Written task: Each record below should be output verbatim, without pictures.

Material to process:
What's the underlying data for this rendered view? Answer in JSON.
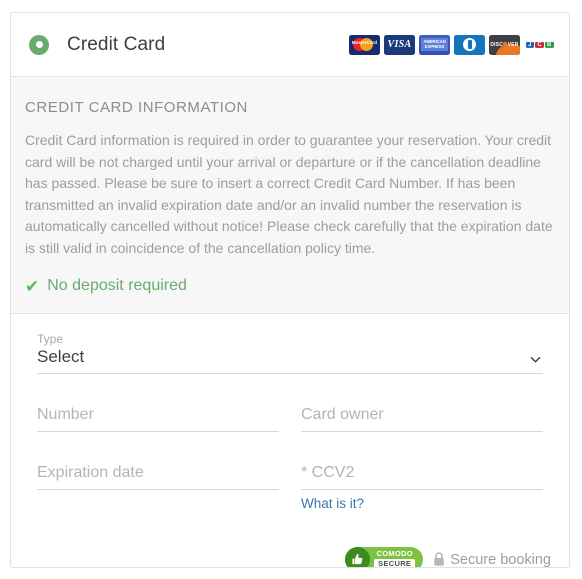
{
  "header": {
    "radio_icon": "radio-selected-icon",
    "title": "Credit Card",
    "card_logos": [
      {
        "name": "mastercard",
        "label": "MasterCard"
      },
      {
        "name": "visa",
        "label": "VISA"
      },
      {
        "name": "american-express",
        "label1": "AMERICAN",
        "label2": "EXPRESS"
      },
      {
        "name": "diners-club",
        "label": "Diners Club"
      },
      {
        "name": "discover",
        "label_a": "DISC",
        "label_b": "VER"
      },
      {
        "name": "jcb",
        "label1": "J",
        "label2": "C",
        "label3": "B"
      }
    ]
  },
  "info": {
    "heading": "CREDIT CARD INFORMATION",
    "paragraph": "Credit Card information is required in order to guarantee your reservation. Your credit card will be not charged until your arrival or departure or if the cancellation deadline has passed. Please be sure to insert a correct Credit Card Number. If has been transmitted an invalid expiration date and/or an invalid number the reservation is automatically cancelled without notice! Please check carefully that the expiration date is still valid in coincidence of the cancellation policy time.",
    "deposit_icon": "check-icon",
    "deposit_text": "No deposit required"
  },
  "form": {
    "type_label": "Type",
    "type_value": "Select",
    "type_chevron_icon": "chevron-down-icon",
    "number_placeholder": "Number",
    "card_owner_placeholder": "Card owner",
    "expiration_placeholder": "Expiration date",
    "ccv2_placeholder": "* CCV2",
    "ccv2_help_link": "What is it?"
  },
  "footer": {
    "comodo_line1": "COMODO",
    "comodo_line2": "SECURE",
    "comodo_icon": "thumbs-up-icon",
    "lock_icon": "lock-icon",
    "secure_text": "Secure booking"
  },
  "colors": {
    "accent_green": "#6aab6e",
    "check_green": "#5cb85c",
    "link_blue": "#3b75b3",
    "comodo_green": "#7dc242",
    "comodo_dark_green": "#3f8a1e",
    "text_gray": "#9a9da3",
    "heading_gray": "#8a8d93",
    "panel_bg": "#f7f7f7"
  }
}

Output below:
What's the underlying data for this rendered view? Answer in JSON.
{
  "header": {
    "radio_icon": "radio-selected-icon",
    "title": "Credit Card",
    "card_logos": [
      {
        "name": "mastercard",
        "label": "MasterCard"
      },
      {
        "name": "visa",
        "label": "VISA"
      },
      {
        "name": "american-express",
        "label1": "AMERICAN",
        "label2": "EXPRESS"
      },
      {
        "name": "diners-club",
        "label": "Diners Club"
      },
      {
        "name": "discover",
        "label_a": "DISC",
        "label_b": "VER"
      },
      {
        "name": "jcb",
        "label1": "J",
        "label2": "C",
        "label3": "B"
      }
    ]
  },
  "info": {
    "heading": "CREDIT CARD INFORMATION",
    "paragraph": "Credit Card information is required in order to guarantee your reservation. Your credit card will be not charged until your arrival or departure or if the cancellation deadline has passed. Please be sure to insert a correct Credit Card Number. If has been transmitted an invalid expiration date and/or an invalid number the reservation is automatically cancelled without notice! Please check carefully that the expiration date is still valid in coincidence of the cancellation policy time.",
    "deposit_icon": "check-icon",
    "deposit_text": "No deposit required"
  },
  "form": {
    "type_label": "Type",
    "type_value": "Select",
    "type_chevron_icon": "chevron-down-icon",
    "number_placeholder": "Number",
    "card_owner_placeholder": "Card owner",
    "expiration_placeholder": "Expiration date",
    "ccv2_placeholder": "* CCV2",
    "ccv2_help_link": "What is it?"
  },
  "footer": {
    "comodo_line1": "COMODO",
    "comodo_line2": "SECURE",
    "comodo_icon": "thumbs-up-icon",
    "lock_icon": "lock-icon",
    "secure_text": "Secure booking"
  },
  "colors": {
    "accent_green": "#6aab6e",
    "check_green": "#5cb85c",
    "link_blue": "#3b75b3",
    "comodo_green": "#7dc242",
    "comodo_dark_green": "#3f8a1e",
    "text_gray": "#9a9da3",
    "heading_gray": "#8a8d93",
    "panel_bg": "#f7f7f7"
  }
}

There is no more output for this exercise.